**TO BE DONE**
Select the lines below containing the word "Magnesium".

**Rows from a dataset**
__________________________________________________
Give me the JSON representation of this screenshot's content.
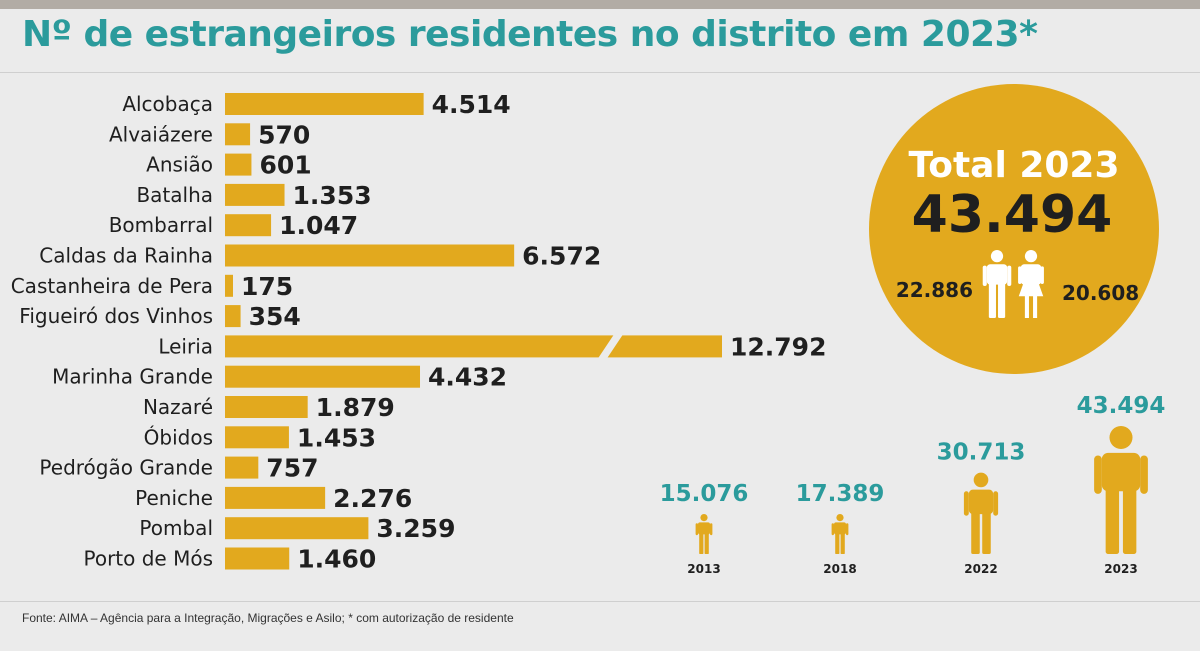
{
  "header": {
    "title": "Nº de estrangeiros residentes no distrito em 2023*"
  },
  "footer": {
    "source": "Fonte: AIMA – Agência para a Integração, Migrações e Asilo; * com autorização de residente"
  },
  "colors": {
    "bar": "#e2a91e",
    "accent": "#2b9b9c",
    "circle": "#e2a91e",
    "background": "#ebebeb"
  },
  "chart_data": [
    {
      "type": "bar",
      "orientation": "horizontal",
      "categories": [
        "Alcobaça",
        "Alvaiázere",
        "Ansião",
        "Batalha",
        "Bombarral",
        "Caldas da Rainha",
        "Castanheira de Pera",
        "Figueiró dos Vinhos",
        "Leiria",
        "Marinha Grande",
        "Nazaré",
        "Óbidos",
        "Pedrógão Grande",
        "Peniche",
        "Pombal",
        "Porto de Mós"
      ],
      "values": [
        4514,
        570,
        601,
        1353,
        1047,
        6572,
        175,
        354,
        12792,
        4432,
        1879,
        1453,
        757,
        2276,
        3259,
        1460
      ],
      "value_labels": [
        "4.514",
        "570",
        "601",
        "1.353",
        "1.047",
        "6.572",
        "175",
        "354",
        "12.792",
        "4.432",
        "1.879",
        "1.453",
        "757",
        "2.276",
        "3.259",
        "1.460"
      ],
      "broken_axis_category": "Leiria",
      "xlim": [
        0,
        7500
      ]
    },
    {
      "type": "pictogram",
      "categories": [
        "2013",
        "2018",
        "2022",
        "2023"
      ],
      "values": [
        15076,
        17389,
        30713,
        43494
      ],
      "value_labels": [
        "15.076",
        "17.389",
        "30.713",
        "43.494"
      ]
    }
  ],
  "total": {
    "title": "Total 2023",
    "value_label": "43.494",
    "male_label": "22.886",
    "female_label": "20.608",
    "male": 22886,
    "female": 20608
  }
}
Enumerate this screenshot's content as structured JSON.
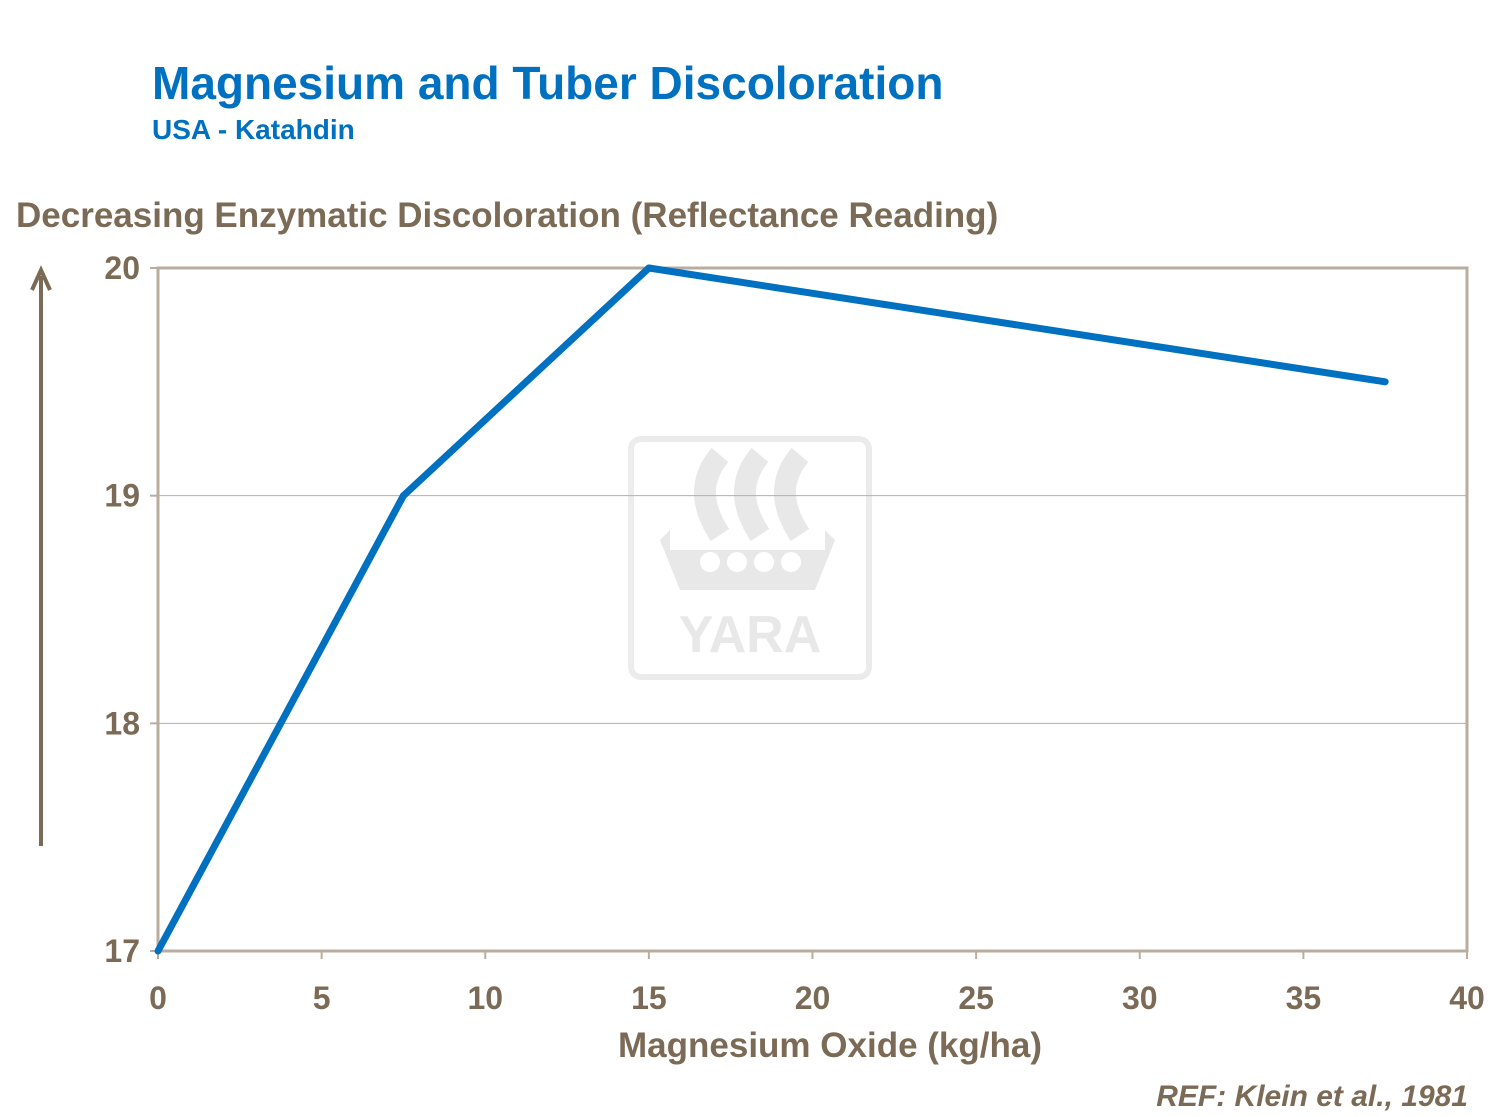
{
  "chart_data": {
    "type": "line",
    "title": "Magnesium and Tuber Discoloration",
    "subtitle": "USA - Katahdin",
    "xlabel": "Magnesium Oxide (kg/ha)",
    "ylabel": "Decreasing Enzymatic Discoloration (Reflectance Reading)",
    "xlim": [
      0,
      40
    ],
    "ylim": [
      17,
      20
    ],
    "xticks": [
      0,
      5,
      10,
      15,
      20,
      25,
      30,
      35,
      40
    ],
    "yticks": [
      17,
      18,
      19,
      20
    ],
    "grid": "horizontal",
    "series": [
      {
        "x": [
          0,
          7.5,
          15,
          37.5
        ],
        "y": [
          17,
          19,
          20,
          19.5
        ],
        "color": "#0070c0"
      }
    ],
    "annotation_arrow": "up",
    "reference": "REF: Klein et al., 1981"
  },
  "watermark": {
    "text": "YARA"
  },
  "colors": {
    "title": "#0070c0",
    "axis_text": "#7b6a55",
    "frame": "#b8ad9e",
    "grid": "#b0b0b0"
  }
}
__________________________________________________
**ANSWER FOR THIS EXERCISE**
    "title": "Magnesium and Tuber Discoloration",
    "xlabel": "Magnesium Oxide (kg/ha)",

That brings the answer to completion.